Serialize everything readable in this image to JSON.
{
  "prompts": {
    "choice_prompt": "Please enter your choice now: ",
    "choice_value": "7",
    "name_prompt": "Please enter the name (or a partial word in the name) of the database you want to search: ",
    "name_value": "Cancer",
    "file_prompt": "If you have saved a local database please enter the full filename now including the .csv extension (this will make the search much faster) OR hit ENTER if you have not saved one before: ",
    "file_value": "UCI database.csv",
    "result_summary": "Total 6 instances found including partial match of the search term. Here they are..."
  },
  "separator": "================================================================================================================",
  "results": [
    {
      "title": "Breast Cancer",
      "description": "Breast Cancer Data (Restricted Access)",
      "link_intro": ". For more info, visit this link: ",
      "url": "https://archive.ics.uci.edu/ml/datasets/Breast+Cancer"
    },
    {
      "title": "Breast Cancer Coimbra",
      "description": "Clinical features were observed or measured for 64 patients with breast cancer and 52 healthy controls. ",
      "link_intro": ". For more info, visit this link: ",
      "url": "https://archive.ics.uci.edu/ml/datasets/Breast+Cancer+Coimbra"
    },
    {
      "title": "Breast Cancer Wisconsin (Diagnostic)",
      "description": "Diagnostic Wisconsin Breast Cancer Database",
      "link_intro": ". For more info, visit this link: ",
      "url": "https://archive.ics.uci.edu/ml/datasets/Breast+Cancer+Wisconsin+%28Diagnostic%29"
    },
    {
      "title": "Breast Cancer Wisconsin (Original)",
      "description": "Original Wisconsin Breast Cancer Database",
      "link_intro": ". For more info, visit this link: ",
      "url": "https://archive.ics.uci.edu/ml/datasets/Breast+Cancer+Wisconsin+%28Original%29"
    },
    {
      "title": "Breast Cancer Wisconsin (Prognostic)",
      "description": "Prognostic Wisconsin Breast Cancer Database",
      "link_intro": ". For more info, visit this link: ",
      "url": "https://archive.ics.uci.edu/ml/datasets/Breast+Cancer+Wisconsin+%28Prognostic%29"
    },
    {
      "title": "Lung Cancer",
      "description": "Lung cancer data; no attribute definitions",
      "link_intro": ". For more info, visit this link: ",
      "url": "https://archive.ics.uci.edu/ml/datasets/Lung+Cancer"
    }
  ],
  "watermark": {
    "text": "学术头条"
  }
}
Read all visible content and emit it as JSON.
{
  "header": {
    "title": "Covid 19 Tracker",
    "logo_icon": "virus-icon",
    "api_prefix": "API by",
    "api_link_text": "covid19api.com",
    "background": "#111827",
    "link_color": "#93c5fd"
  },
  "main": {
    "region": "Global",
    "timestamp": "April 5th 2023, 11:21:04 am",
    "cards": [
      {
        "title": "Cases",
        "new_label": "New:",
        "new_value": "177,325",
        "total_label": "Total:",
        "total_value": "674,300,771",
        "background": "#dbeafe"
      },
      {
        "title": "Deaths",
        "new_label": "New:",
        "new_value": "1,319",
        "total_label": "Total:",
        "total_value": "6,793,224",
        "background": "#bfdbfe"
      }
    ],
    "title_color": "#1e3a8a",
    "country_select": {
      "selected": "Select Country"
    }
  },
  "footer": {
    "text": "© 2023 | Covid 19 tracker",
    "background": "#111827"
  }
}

....................

Aim of the task - Print the records once more, exactly as they were given.

The completed task -
Serialize everything readable in this image to JSON.
{
  "prompts": {
    "choice_prompt": "Please enter your choice now: ",
    "choice_value": "7",
    "name_prompt": "Please enter the name (or a partial word in the name) of the database you want to search: ",
    "name_value": "Cancer",
    "file_prompt": "If you have saved a local database please enter the full filename now including the .csv extension (this will make the search much faster) OR hit ENTER if you have not saved one before: ",
    "file_value": "UCI database.csv",
    "result_summary": "Total 6 instances found including partial match of the search term. Here they are..."
  },
  "separator": "================================================================================================================",
  "results": [
    {
      "title": "Breast Cancer",
      "description": "Breast Cancer Data (Restricted Access)",
      "link_intro": ". For more info, visit this link: ",
      "url": "https://archive.ics.uci.edu/ml/datasets/Breast+Cancer"
    },
    {
      "title": "Breast Cancer Coimbra",
      "description": "Clinical features were observed or measured for 64 patients with breast cancer and 52 healthy controls. ",
      "link_intro": ". For more info, visit this link: ",
      "url": "https://archive.ics.uci.edu/ml/datasets/Breast+Cancer+Coimbra"
    },
    {
      "title": "Breast Cancer Wisconsin (Diagnostic)",
      "description": "Diagnostic Wisconsin Breast Cancer Database",
      "link_intro": ". For more info, visit this link: ",
      "url": "https://archive.ics.uci.edu/ml/datasets/Breast+Cancer+Wisconsin+%28Diagnostic%29"
    },
    {
      "title": "Breast Cancer Wisconsin (Original)",
      "description": "Original Wisconsin Breast Cancer Database",
      "link_intro": ". For more info, visit this link: ",
      "url": "https://archive.ics.uci.edu/ml/datasets/Breast+Cancer+Wisconsin+%28Original%29"
    },
    {
      "title": "Breast Cancer Wisconsin (Prognostic)",
      "description": "Prognostic Wisconsin Breast Cancer Database",
      "link_intro": ". For more info, visit this link: ",
      "url": "https://archive.ics.uci.edu/ml/datasets/Breast+Cancer+Wisconsin+%28Prognostic%29"
    },
    {
      "title": "Lung Cancer",
      "description": "Lung cancer data; no attribute definitions",
      "link_intro": ". For more info, visit this link: ",
      "url": "https://archive.ics.uci.edu/ml/datasets/Lung+Cancer"
    }
  ],
  "watermark": {
    "text": "学术头条"
  }
}
Read all visible content and emit it as JSON.
{
  "header": {
    "title": "Covid 19 Tracker",
    "logo_icon": "virus-icon",
    "api_prefix": "API by",
    "api_link_text": "covid19api.com",
    "background": "#111827",
    "link_color": "#93c5fd"
  },
  "main": {
    "region": "Global",
    "timestamp": "April 5th 2023, 11:21:04 am",
    "cards": [
      {
        "title": "Cases",
        "new_label": "New:",
        "new_value": "177,325",
        "total_label": "Total:",
        "total_value": "674,300,771",
        "background": "#dbeafe"
      },
      {
        "title": "Deaths",
        "new_label": "New:",
        "new_value": "1,319",
        "total_label": "Total:",
        "total_value": "6,793,224",
        "background": "#bfdbfe"
      }
    ],
    "title_color": "#1e3a8a",
    "country_select": {
      "selected": "Select Country"
    }
  },
  "footer": {
    "text": "© 2023 | Covid 19 tracker",
    "background": "#111827"
  }
}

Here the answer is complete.